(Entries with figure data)
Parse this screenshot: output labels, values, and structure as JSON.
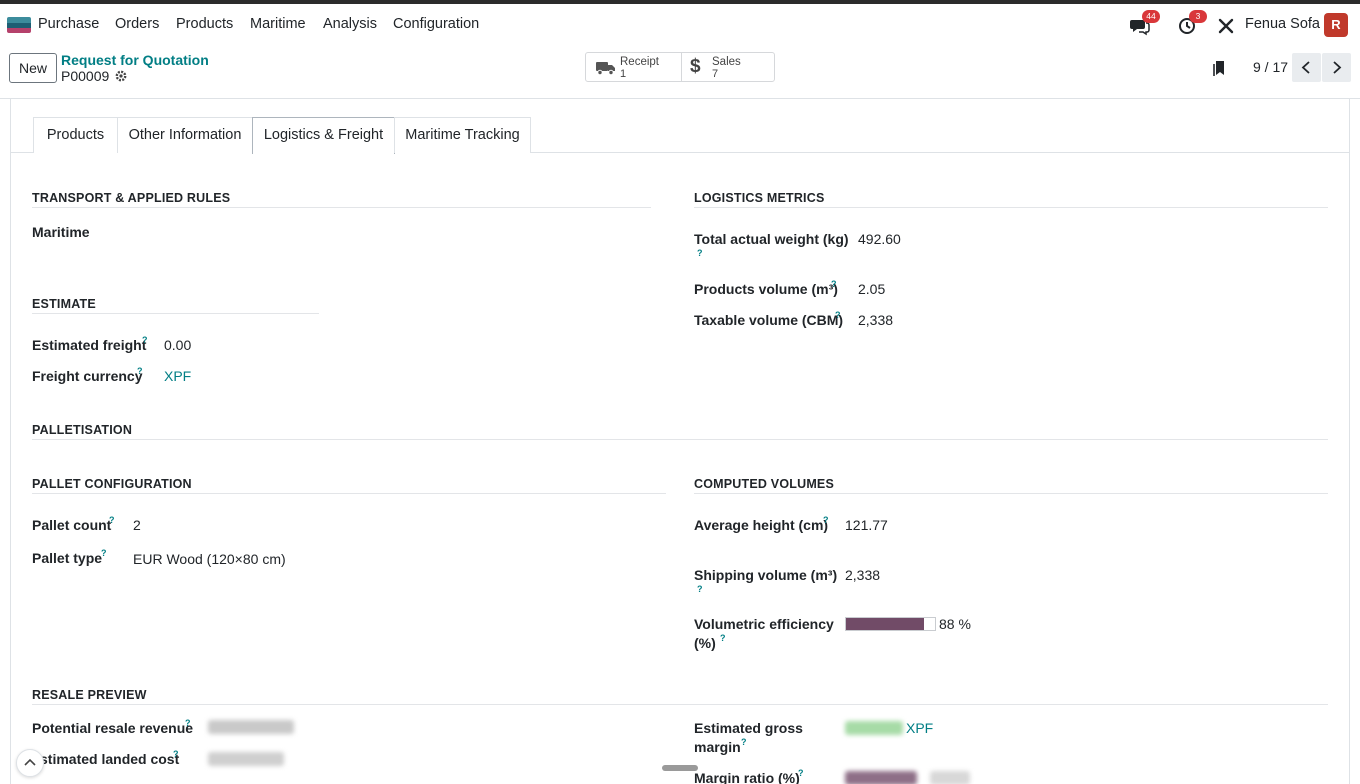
{
  "navbar": {
    "app_name": "Purchase",
    "menu": [
      "Orders",
      "Products",
      "Maritime",
      "Analysis",
      "Configuration"
    ],
    "messages_badge": "44",
    "activities_badge": "3",
    "company": "Fenua Sofa",
    "avatar_letter": "R"
  },
  "control": {
    "new_label": "New",
    "breadcrumb": "Request for Quotation",
    "record_name": "P00009",
    "smart_buttons": [
      {
        "label": "Receipt",
        "value": "1",
        "icon": "truck-icon"
      },
      {
        "label": "Sales",
        "value": "7",
        "icon": "dollar-icon"
      }
    ],
    "pager": "9 / 17"
  },
  "tabs": [
    "Products",
    "Other Information",
    "Logistics & Freight",
    "Maritime Tracking"
  ],
  "active_tab": "Logistics & Freight",
  "help_mark": "?",
  "transport": {
    "title": "TRANSPORT & APPLIED RULES",
    "mode": "Maritime"
  },
  "estimate": {
    "title": "ESTIMATE",
    "freight_label": "Estimated freight",
    "freight_value": "0.00",
    "currency_label": "Freight currency",
    "currency_value": "XPF"
  },
  "logistics": {
    "title": "LOGISTICS METRICS",
    "weight_label": "Total actual weight (kg)",
    "weight_value": "492.60",
    "volume_label": "Products volume (m³)",
    "volume_value": "2.05",
    "taxable_label": "Taxable volume (CBM)",
    "taxable_value": "2,338"
  },
  "palletisation": {
    "title": "PALLETISATION"
  },
  "pallet_config": {
    "title": "PALLET CONFIGURATION",
    "count_label": "Pallet count",
    "count_value": "2",
    "type_label": "Pallet type",
    "type_value": "EUR Wood (120×80 cm)"
  },
  "computed": {
    "title": "COMPUTED VOLUMES",
    "height_label": "Average height (cm)",
    "height_value": "121.77",
    "shipping_label": "Shipping volume (m³)",
    "shipping_value": "2,338",
    "efficiency_label_1": "Volumetric efficiency",
    "efficiency_label_2": "(%)",
    "efficiency_value": 88,
    "efficiency_text": "88 %"
  },
  "resale": {
    "title": "RESALE PREVIEW",
    "revenue_label": "Potential resale revenue",
    "landed_label": "stimated landed cost",
    "margin_label_1": "Estimated gross",
    "margin_label_2": "margin",
    "margin_currency": "XPF",
    "ratio_label": "Margin ratio (%)"
  },
  "colors": {
    "accent": "#017e84",
    "progress": "#714b67",
    "badge": "#d9373a"
  }
}
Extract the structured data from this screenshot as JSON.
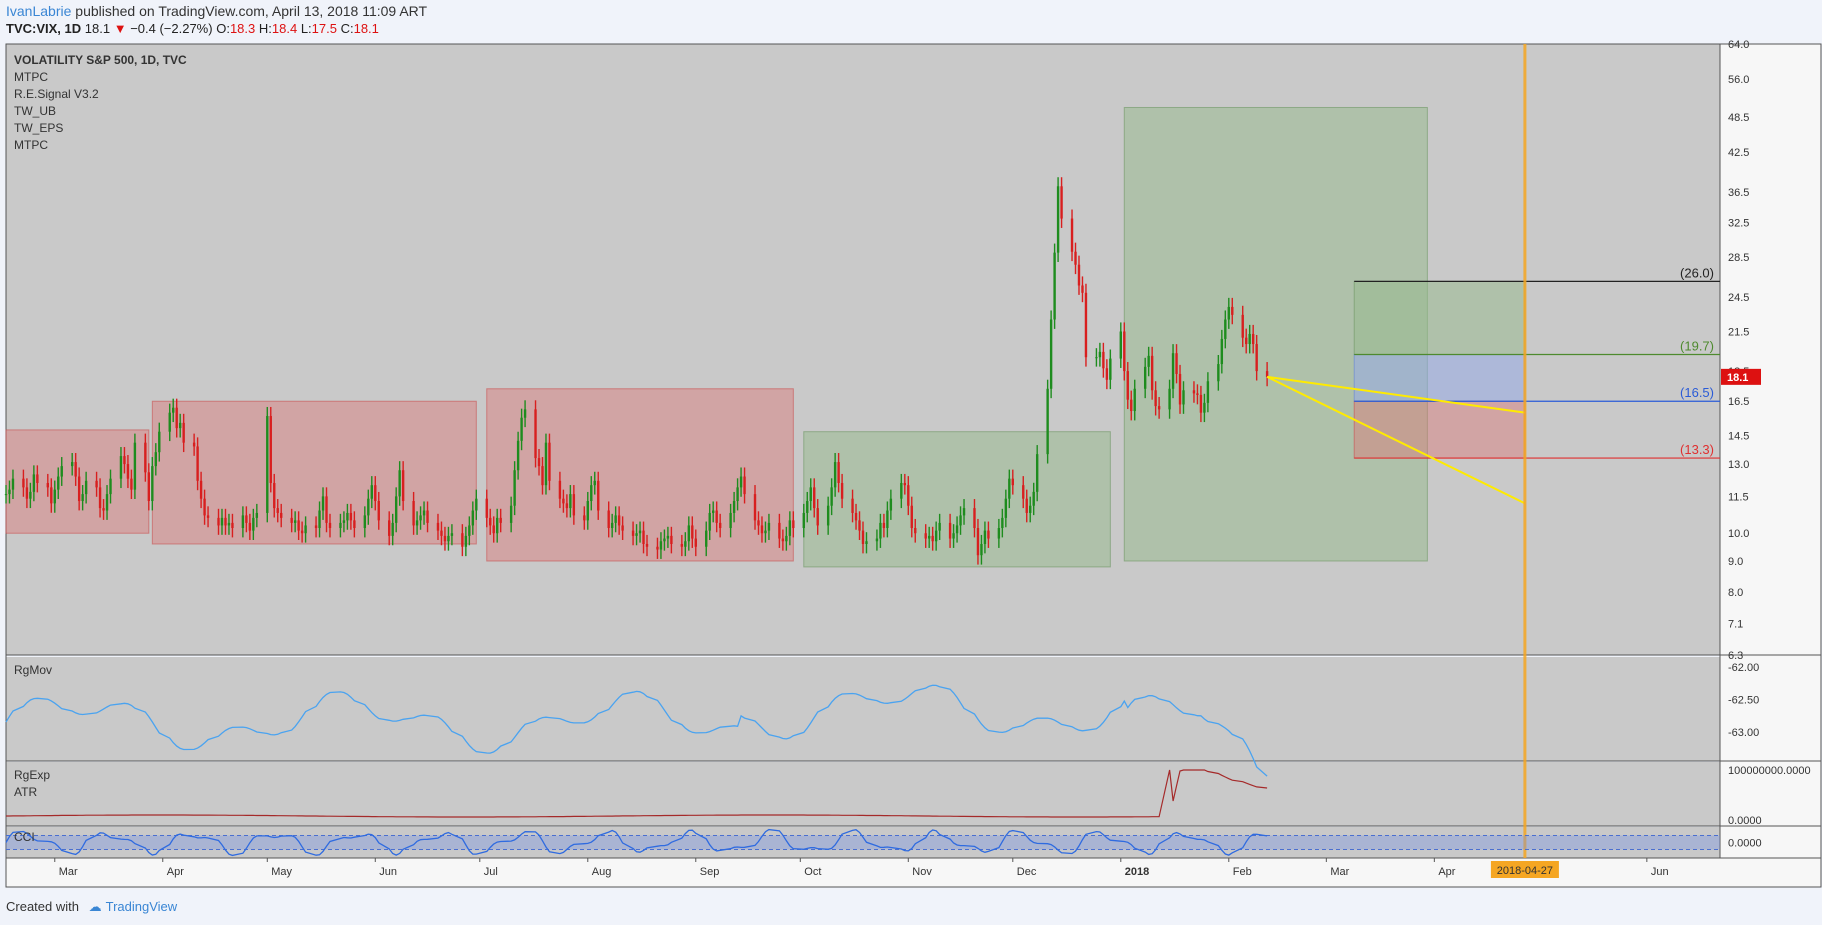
{
  "header": {
    "author": "IvanLabrie",
    "published": " published on TradingView.com, April 13, 2018 11:09 ART",
    "symbol": "TVC:VIX, 1D",
    "last": "18.1",
    "change": "−0.4 (−2.27%)",
    "o_label": "O:",
    "o_val": "18.3",
    "h_label": "H:",
    "h_val": "18.4",
    "l_label": "L:",
    "l_val": "17.5",
    "c_label": "C:",
    "c_val": "18.1"
  },
  "legend": [
    "VOLATILITY S&P 500, 1D, TVC",
    "MTPC",
    "R.E.Signal V3.2",
    "TW_UB",
    "TW_EPS",
    "MTPC"
  ],
  "price_badge": "18.1",
  "time_badge": "2018-04-27",
  "footer": {
    "created": "Created with",
    "brand": "TradingView"
  },
  "colors": {
    "bull": "#1e8c1e",
    "bear": "#d81f1f",
    "indicator": "#4aa3f0",
    "atr": "#a52a2a",
    "target_line": "#f5a623",
    "projection": "#ffeb00"
  },
  "chart_data": {
    "type": "candlestick",
    "main": {
      "ylim": [
        6.3,
        64.0
      ],
      "scale": "log",
      "y_ticks": [
        "64.0",
        "56.0",
        "48.5",
        "42.5",
        "36.5",
        "32.5",
        "28.5",
        "24.5",
        "21.5",
        "18.5",
        "16.5",
        "14.5",
        "13.0",
        "11.5",
        "10.0",
        "9.0",
        "8.0",
        "7.1",
        "6.3"
      ],
      "levels": [
        {
          "label": "(26.0)",
          "value": 26.0,
          "color": "#222222"
        },
        {
          "label": "(19.7)",
          "value": 19.7,
          "color": "#4e8a2e"
        },
        {
          "label": "(16.5)",
          "value": 16.5,
          "color": "#2a5bd7"
        },
        {
          "label": "(13.3)",
          "value": 13.3,
          "color": "#e03030"
        }
      ],
      "range_boxes": [
        {
          "from": "2017-02-15",
          "to": "2017-03-28",
          "low": 10.0,
          "high": 14.8,
          "color": "red"
        },
        {
          "from": "2017-03-29",
          "to": "2017-06-30",
          "low": 9.6,
          "high": 16.5,
          "color": "red"
        },
        {
          "from": "2017-07-03",
          "to": "2017-09-29",
          "low": 9.0,
          "high": 17.3,
          "color": "red"
        },
        {
          "from": "2017-10-02",
          "to": "2017-12-29",
          "low": 8.8,
          "high": 14.7,
          "color": "green"
        },
        {
          "from": "2018-01-02",
          "to": "2018-03-30",
          "low": 9.0,
          "high": 50.3,
          "color": "green"
        },
        {
          "from": "2018-03-09",
          "to": "2018-04-27",
          "low": 19.7,
          "high": 26.0,
          "color": "green"
        },
        {
          "from": "2018-03-09",
          "to": "2018-04-27",
          "low": 16.5,
          "high": 19.7,
          "color": "blue"
        },
        {
          "from": "2018-03-09",
          "to": "2018-04-27",
          "low": 13.3,
          "high": 16.5,
          "color": "red"
        }
      ],
      "target_date": "2018-04-27"
    },
    "close": [
      11.6,
      11.8,
      12.3,
      11.9,
      11.4,
      11.7,
      12.5,
      12.1,
      11.9,
      11.2,
      11.8,
      12.4,
      12.9,
      13.1,
      12.4,
      11.3,
      11.6,
      12.2,
      11.9,
      11.0,
      10.9,
      11.6,
      12.3,
      13.4,
      13.0,
      12.3,
      11.8,
      14.1,
      12.6,
      11.3,
      12.9,
      13.6,
      14.7,
      15.8,
      16.1,
      14.9,
      15.2,
      14.1,
      13.9,
      12.2,
      11.4,
      10.7,
      10.6,
      10.3,
      10.6,
      10.3,
      10.4,
      10.2,
      10.7,
      10.4,
      10.1,
      10.6,
      10.8,
      15.6,
      12.1,
      11.0,
      10.8,
      10.6,
      10.4,
      10.5,
      10.1,
      10.0,
      10.3,
      10.2,
      10.9,
      11.5,
      10.4,
      10.2,
      10.4,
      10.5,
      10.8,
      10.5,
      10.2,
      10.7,
      11.4,
      12.0,
      11.3,
      10.5,
      9.9,
      10.4,
      11.5,
      12.7,
      11.3,
      10.3,
      10.5,
      10.7,
      10.9,
      10.4,
      10.1,
      9.9,
      9.7,
      9.9,
      10.0,
      9.5,
      9.9,
      10.3,
      10.9,
      11.4,
      10.6,
      10.3,
      10.0,
      10.6,
      10.4,
      11.1,
      12.7,
      14.2,
      15.5,
      16.0,
      13.3,
      12.9,
      12.0,
      14.1,
      12.2,
      11.4,
      11.2,
      11.0,
      11.6,
      10.7,
      10.5,
      11.3,
      12.0,
      12.2,
      10.9,
      10.2,
      10.4,
      10.7,
      10.3,
      10.1,
      9.9,
      10.0,
      10.1,
      9.6,
      9.5,
      9.4,
      9.7,
      9.8,
      9.9,
      9.6,
      9.5,
      9.7,
      10.3,
      9.8,
      9.5,
      10.1,
      10.8,
      10.9,
      10.4,
      10.2,
      10.8,
      11.3,
      11.9,
      12.4,
      11.6,
      10.5,
      10.3,
      10.0,
      10.1,
      10.4,
      9.8,
      9.7,
      9.9,
      10.5,
      10.2,
      10.8,
      11.3,
      11.9,
      11.0,
      10.3,
      11.1,
      11.9,
      13.1,
      12.1,
      11.4,
      10.8,
      10.5,
      10.1,
      9.6,
      9.7,
      9.8,
      10.4,
      10.2,
      10.9,
      11.4,
      12.1,
      12.0,
      11.1,
      10.2,
      10.0,
      9.8,
      9.9,
      9.7,
      10.1,
      10.4,
      9.8,
      10.0,
      10.3,
      10.7,
      11.0,
      10.2,
      9.2,
      9.6,
      10.1,
      9.8,
      10.2,
      10.6,
      11.4,
      12.3,
      12.0,
      11.4,
      10.8,
      11.1,
      11.7,
      13.5,
      17.3,
      22.5,
      29.0,
      37.3,
      33.0,
      29.1,
      27.7,
      25.6,
      24.9,
      19.5,
      19.5,
      19.9,
      18.7,
      17.9,
      19.4,
      21.5,
      18.5,
      16.6,
      15.9,
      17.3,
      18.8,
      19.6,
      17.2,
      16.2,
      16.0,
      17.3,
      19.8,
      18.3,
      16.3,
      17.2,
      17.0,
      16.9,
      15.8,
      16.4,
      17.8,
      19.0,
      20.9,
      22.5,
      23.6,
      22.9,
      21.0,
      20.5,
      21.3,
      20.5,
      18.5,
      18.1
    ],
    "rgmov": {
      "ticks": [
        "-62.00",
        "-62.50",
        "-63.00"
      ],
      "ylim": [
        -63.45,
        -61.85
      ]
    },
    "rgexp_atr": {
      "labels": [
        "RgExp",
        "ATR"
      ],
      "ticks": [
        "100000000.0000",
        "0.0000"
      ]
    },
    "cci": {
      "label": "CCI",
      "ticks": [
        "0.0000"
      ]
    },
    "x_ticks": [
      "Mar",
      "Apr",
      "May",
      "Jun",
      "Jul",
      "Aug",
      "Sep",
      "Oct",
      "Nov",
      "Dec",
      "2018",
      "Feb",
      "Mar",
      "Apr",
      "Jun"
    ],
    "x_tick_dates": [
      "2017-03-01",
      "2017-04-01",
      "2017-05-01",
      "2017-06-01",
      "2017-07-01",
      "2017-08-01",
      "2017-09-01",
      "2017-10-01",
      "2017-11-01",
      "2017-12-01",
      "2018-01-01",
      "2018-02-01",
      "2018-03-01",
      "2018-04-01",
      "2018-06-01"
    ],
    "start_date": "2017-02-15",
    "end_date": "2018-06-22"
  }
}
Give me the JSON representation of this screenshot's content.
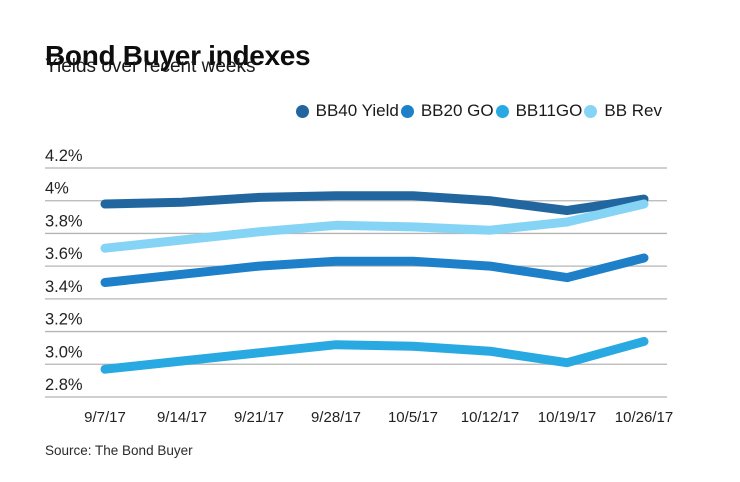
{
  "header": {
    "title": "Bond Buyer indexes",
    "subtitle": "Yields over recent weeks"
  },
  "footer": {
    "source": "Source: The Bond Buyer"
  },
  "colors": {
    "gridline": "#b5b5b5",
    "axis_text": "#222222",
    "background": "#ffffff"
  },
  "chart_data": {
    "type": "line",
    "title": "Bond Buyer indexes",
    "subtitle": "Yields over recent weeks",
    "x": [
      "9/7/17",
      "9/14/17",
      "9/21/17",
      "9/28/17",
      "10/5/17",
      "10/12/17",
      "10/19/17",
      "10/26/17"
    ],
    "series": [
      {
        "name": "BB40 Yield",
        "color": "#21669e",
        "values": [
          3.98,
          3.99,
          4.02,
          4.03,
          4.03,
          4.0,
          3.94,
          4.01
        ]
      },
      {
        "name": "BB20 GO",
        "color": "#1d80c9",
        "values": [
          3.5,
          3.55,
          3.6,
          3.63,
          3.63,
          3.6,
          3.53,
          3.65
        ]
      },
      {
        "name": "BB11GO",
        "color": "#29a9e1",
        "values": [
          2.97,
          3.02,
          3.07,
          3.12,
          3.11,
          3.08,
          3.01,
          3.14
        ]
      },
      {
        "name": "BB Rev",
        "color": "#85d4f5",
        "values": [
          3.71,
          3.76,
          3.81,
          3.85,
          3.84,
          3.82,
          3.87,
          3.98
        ]
      }
    ],
    "ylim": [
      2.8,
      4.2
    ],
    "yticks": [
      {
        "value": 4.2,
        "label": "4.2%"
      },
      {
        "value": 4.0,
        "label": "4%"
      },
      {
        "value": 3.8,
        "label": "3.8%"
      },
      {
        "value": 3.6,
        "label": "3.6%"
      },
      {
        "value": 3.4,
        "label": "3.4%"
      },
      {
        "value": 3.2,
        "label": "3.2%"
      },
      {
        "value": 3.0,
        "label": "3.0%"
      },
      {
        "value": 2.8,
        "label": "2.8%"
      }
    ],
    "grid": true,
    "legend_position": "top-right",
    "line_width": 9
  }
}
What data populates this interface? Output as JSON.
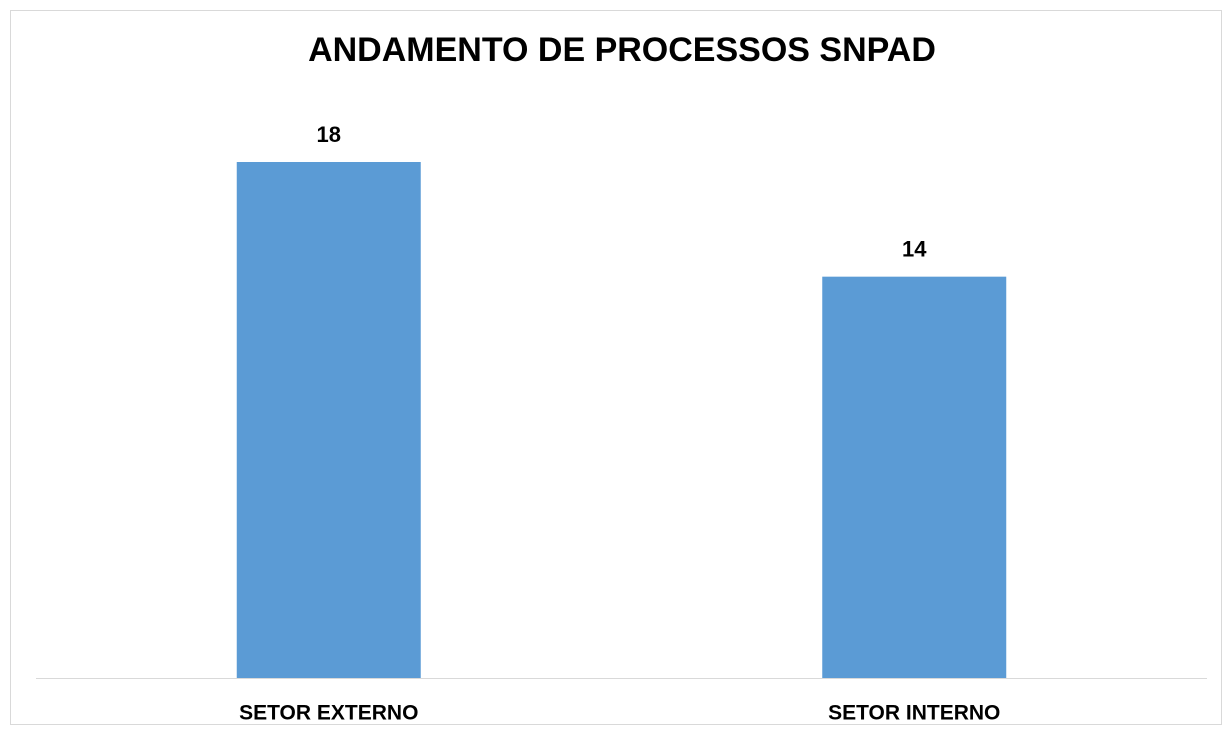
{
  "chart_data": {
    "type": "bar",
    "title": "ANDAMENTO DE PROCESSOS SNPAD",
    "categories": [
      "SETOR EXTERNO",
      "SETOR INTERNO"
    ],
    "values": [
      18,
      14
    ],
    "color": "#5b9bd5"
  }
}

# STATED GOAL:
Begin with the line that contains "What data populates" and repeat every line through the end of the data, exactly and only those lines, leaving out the pictures.

# EXERCISE OUTPUT:
What data populates this interface? Output as JSON.
{
  "chart_data": {
    "type": "bar",
    "title": "ANDAMENTO DE PROCESSOS SNPAD",
    "categories": [
      "SETOR EXTERNO",
      "SETOR INTERNO"
    ],
    "values": [
      18,
      14
    ],
    "color": "#5b9bd5"
  }
}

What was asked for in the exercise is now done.